Your tasks »
**1)** Write out the stretch of the NLTK sentiment analysis page from "Data Selection" through "fig = plt.figure(figsize=(5, 5))".
**2)** Continue the NLTK sentiment analysis page, picking up right after its final line.

Natural Language Processing

Sentiment Analysis Using NLTK

The Modules used for Basic Sentiment Analysis Project are:

  • Pandas - Data Munging, Reading / Writing Data Frames
  • NLTK - Natural Language Tool Kit- an open source library in Python for Natural Language Processing
  • RE - Regular Expression for text processing
  • Matplotlib - Plotting and Visualization
  • String - Dealing with String data

Basic Steps in NLP Project:

    • Data Collection
    • Data Preparation
    • Model Selection
    • Model Building
    • Model Training
    • Evaluation
    • Fine Tuning and Testing

Data Selection

Using the Pre-Loaded data from NLTK

from nltk.corpus import twitter_samples
all_positive_tweets = twitter_samples.strings('positive_tweets.json')
all_negative_tweets = twitter_samples.strings('negative_tweets.json')

Data Visualization

fig = plt.figure(figsize=(5, 5))
labels = 'Positives', 'Negative'
sizes = [len(all_positive_tweets), len(all_negative_tweets)] 
plt.pie(sizes, labels=labels, autopct='%1.1f%%', shadow=True, startangle=90)

Supplied information »
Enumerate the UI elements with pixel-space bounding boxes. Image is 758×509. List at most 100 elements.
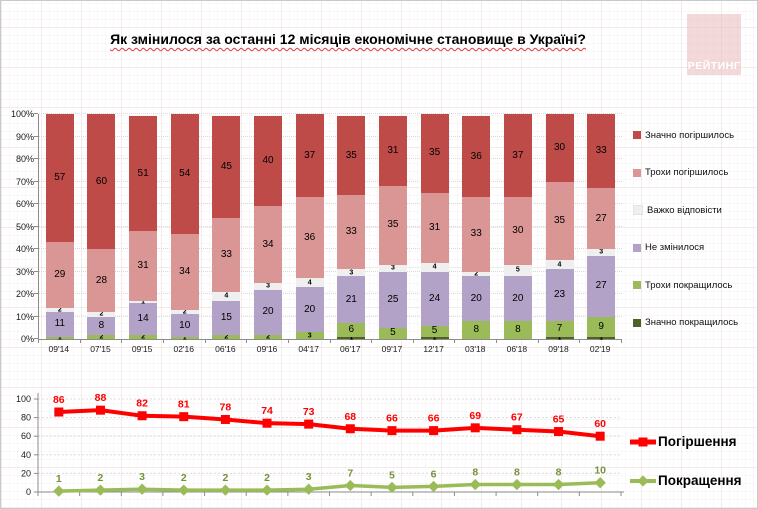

Task-by-task outputs »
**1)**
Data Selection

Using the Pre-Loaded data from NLTK

from nltk.corpus import twitter_samples
all_positive_tweets = twitter_samples.strings('positive_tweets.json')
all_negative_tweets = twitter_samples.strings('negative_tweets.json')

Data Visualization

fig = plt.figure(figsize=(5, 5))

**2)**
plt.axis('equal')  
plt.show()

Data Preparation

Most of the data we receive in real world is dirty data. It needs lot of pre-processing and cleaning

Regular Expression are used to Pre-process the data:

from nltk.corpus import stopwords         
from nltk.stem import PorterStemmer     
from nltk.tokenize import TweetTokenizer

tweet2 = re.sub(r'^RT[\s]+', '', tweet)
tweet2 = re.sub(r'https?:\/\/.*[\r\n]*', '', tweet2)
tweet2 = re.sub(r'#', '', tweet2)

Tokenization

tokenizer = TweetTokenizer(preserve_case=False, strip_handles=True, reduce_len=True)
tweet_tokens = tokenizer.tokenize(tweet2)